→ **DIRECTION**: From the entries below, gather every line containing the string "name".
--- START OF DATA EXCERPTS ---
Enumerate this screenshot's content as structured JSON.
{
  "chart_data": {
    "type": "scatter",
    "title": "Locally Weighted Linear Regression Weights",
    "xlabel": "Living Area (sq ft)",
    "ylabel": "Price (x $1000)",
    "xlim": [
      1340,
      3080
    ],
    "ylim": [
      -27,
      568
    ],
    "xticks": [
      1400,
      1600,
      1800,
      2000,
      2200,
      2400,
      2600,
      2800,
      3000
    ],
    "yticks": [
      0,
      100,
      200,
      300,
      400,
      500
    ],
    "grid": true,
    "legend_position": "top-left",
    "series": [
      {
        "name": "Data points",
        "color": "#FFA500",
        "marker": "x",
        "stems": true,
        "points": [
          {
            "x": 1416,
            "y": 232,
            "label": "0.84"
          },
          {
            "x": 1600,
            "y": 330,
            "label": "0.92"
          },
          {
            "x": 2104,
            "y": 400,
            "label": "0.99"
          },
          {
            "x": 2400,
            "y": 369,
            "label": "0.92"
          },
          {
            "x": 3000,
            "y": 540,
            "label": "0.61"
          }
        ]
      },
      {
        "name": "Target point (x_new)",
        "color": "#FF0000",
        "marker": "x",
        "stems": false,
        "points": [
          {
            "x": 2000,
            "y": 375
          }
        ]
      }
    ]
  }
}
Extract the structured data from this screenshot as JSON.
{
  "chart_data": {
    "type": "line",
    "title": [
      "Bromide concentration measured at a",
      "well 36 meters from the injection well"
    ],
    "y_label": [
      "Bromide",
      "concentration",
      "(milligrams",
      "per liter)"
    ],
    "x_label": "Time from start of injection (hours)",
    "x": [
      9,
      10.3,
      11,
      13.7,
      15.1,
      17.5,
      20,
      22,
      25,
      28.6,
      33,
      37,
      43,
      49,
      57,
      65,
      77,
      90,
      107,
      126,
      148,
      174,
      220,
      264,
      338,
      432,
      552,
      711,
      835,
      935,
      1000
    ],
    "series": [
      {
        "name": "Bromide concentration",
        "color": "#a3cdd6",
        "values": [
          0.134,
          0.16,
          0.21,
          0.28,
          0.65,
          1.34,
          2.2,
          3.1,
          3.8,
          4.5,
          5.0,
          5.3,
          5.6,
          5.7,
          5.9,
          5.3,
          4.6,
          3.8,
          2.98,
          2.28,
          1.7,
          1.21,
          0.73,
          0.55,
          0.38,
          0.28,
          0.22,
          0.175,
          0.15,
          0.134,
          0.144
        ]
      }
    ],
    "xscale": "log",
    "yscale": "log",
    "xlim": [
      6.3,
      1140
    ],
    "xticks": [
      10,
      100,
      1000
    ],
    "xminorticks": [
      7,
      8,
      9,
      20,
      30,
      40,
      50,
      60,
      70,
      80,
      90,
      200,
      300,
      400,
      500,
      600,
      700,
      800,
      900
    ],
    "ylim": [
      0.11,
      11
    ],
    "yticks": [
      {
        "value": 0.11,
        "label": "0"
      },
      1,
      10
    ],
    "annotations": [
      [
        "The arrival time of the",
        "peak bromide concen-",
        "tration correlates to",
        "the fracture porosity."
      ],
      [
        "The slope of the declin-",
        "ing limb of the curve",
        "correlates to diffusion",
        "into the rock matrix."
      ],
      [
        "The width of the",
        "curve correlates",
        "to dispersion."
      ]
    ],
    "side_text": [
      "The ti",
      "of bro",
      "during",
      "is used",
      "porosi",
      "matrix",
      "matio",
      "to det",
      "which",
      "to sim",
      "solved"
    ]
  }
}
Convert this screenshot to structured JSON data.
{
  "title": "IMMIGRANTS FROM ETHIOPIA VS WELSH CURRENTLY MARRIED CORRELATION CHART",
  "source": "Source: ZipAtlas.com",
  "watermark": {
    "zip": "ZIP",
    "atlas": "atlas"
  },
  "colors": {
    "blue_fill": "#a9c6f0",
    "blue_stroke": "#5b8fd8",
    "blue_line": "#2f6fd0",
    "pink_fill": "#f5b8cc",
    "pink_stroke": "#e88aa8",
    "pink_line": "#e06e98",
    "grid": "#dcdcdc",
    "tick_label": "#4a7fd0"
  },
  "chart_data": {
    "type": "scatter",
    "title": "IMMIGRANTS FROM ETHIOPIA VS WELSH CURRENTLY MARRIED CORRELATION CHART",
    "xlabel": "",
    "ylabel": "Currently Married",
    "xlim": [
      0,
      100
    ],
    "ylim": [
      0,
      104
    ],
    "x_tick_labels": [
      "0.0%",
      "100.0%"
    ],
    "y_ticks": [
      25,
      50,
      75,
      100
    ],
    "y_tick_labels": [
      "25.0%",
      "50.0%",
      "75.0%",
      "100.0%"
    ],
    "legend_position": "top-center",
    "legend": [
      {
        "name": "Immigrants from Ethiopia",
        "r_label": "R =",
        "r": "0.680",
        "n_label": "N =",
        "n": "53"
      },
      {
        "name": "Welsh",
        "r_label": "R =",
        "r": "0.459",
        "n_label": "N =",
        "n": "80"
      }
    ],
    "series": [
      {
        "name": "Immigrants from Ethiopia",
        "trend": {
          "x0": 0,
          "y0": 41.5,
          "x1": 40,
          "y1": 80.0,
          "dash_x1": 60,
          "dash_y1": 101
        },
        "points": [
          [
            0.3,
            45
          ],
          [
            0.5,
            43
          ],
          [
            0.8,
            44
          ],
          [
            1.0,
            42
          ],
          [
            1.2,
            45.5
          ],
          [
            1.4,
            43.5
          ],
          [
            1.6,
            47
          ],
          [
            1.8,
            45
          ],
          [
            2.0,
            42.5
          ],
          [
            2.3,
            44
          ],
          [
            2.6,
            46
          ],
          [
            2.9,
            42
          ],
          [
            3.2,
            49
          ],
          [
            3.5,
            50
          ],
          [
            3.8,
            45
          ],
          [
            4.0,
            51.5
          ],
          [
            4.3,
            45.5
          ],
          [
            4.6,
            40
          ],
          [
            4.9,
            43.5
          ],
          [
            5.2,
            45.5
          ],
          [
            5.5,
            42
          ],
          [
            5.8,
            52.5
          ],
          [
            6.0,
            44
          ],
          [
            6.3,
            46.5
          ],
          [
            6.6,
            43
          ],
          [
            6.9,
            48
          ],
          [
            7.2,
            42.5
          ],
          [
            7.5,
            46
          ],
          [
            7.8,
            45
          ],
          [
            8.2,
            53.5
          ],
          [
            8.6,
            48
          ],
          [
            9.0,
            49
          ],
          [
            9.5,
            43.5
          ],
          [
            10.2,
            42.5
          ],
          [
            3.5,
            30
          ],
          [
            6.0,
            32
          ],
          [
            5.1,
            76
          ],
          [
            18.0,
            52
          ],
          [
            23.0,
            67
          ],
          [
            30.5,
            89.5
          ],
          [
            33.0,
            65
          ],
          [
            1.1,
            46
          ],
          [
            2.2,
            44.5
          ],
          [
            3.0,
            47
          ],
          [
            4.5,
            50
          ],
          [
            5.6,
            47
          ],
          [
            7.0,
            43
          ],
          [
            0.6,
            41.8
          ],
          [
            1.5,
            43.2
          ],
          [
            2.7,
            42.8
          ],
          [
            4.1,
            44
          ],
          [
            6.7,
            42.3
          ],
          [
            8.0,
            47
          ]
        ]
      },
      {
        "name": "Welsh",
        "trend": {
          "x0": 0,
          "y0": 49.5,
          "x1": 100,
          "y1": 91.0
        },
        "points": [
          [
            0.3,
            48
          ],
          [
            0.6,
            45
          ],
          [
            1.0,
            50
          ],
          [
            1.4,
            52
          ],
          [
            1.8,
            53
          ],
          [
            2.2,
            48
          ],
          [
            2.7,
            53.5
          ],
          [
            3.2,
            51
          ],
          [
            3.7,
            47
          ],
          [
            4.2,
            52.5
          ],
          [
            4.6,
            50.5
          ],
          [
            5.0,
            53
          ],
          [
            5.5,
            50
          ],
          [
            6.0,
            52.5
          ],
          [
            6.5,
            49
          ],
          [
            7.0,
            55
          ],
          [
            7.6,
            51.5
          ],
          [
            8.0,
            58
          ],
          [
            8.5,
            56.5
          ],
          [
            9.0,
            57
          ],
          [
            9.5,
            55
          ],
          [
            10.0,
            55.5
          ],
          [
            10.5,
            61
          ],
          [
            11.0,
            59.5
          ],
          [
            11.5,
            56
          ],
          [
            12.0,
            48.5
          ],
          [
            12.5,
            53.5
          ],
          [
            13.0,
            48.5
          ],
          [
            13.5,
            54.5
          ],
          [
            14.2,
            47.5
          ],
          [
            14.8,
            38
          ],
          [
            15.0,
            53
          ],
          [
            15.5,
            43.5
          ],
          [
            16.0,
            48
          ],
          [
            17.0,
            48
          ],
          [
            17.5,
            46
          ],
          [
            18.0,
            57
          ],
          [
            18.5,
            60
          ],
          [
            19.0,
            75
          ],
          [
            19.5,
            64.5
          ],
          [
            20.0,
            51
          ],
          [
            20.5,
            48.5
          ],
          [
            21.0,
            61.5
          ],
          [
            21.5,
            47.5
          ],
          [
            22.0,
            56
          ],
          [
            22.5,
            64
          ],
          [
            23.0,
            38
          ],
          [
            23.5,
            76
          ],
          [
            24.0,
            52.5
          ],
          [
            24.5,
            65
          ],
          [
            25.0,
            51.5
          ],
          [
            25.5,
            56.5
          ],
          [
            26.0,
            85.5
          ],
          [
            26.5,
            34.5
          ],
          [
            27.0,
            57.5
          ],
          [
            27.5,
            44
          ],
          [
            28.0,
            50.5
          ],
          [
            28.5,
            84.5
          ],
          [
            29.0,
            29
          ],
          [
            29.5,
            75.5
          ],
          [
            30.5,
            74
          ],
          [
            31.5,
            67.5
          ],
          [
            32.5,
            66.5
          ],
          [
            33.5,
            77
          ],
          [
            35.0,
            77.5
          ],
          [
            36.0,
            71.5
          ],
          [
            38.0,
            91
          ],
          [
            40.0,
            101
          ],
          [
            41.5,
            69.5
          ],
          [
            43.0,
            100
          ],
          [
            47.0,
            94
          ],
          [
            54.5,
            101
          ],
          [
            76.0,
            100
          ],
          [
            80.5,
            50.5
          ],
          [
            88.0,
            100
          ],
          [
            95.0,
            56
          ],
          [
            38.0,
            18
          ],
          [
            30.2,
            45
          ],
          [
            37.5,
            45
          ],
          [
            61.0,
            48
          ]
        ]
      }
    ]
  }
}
--- END OF DATA EXCERPTS ---
→ **SOLUTION TO THIS EXERCISE**:
        "name": "Data points",
        "name": "Target point (x_new)",
        "name": "Bromide concentration",
        "name": "Immigrants from Ethiopia",
        "name": "Welsh",
        "name": "Immigrants from Ethiopia",
        "name": "Welsh",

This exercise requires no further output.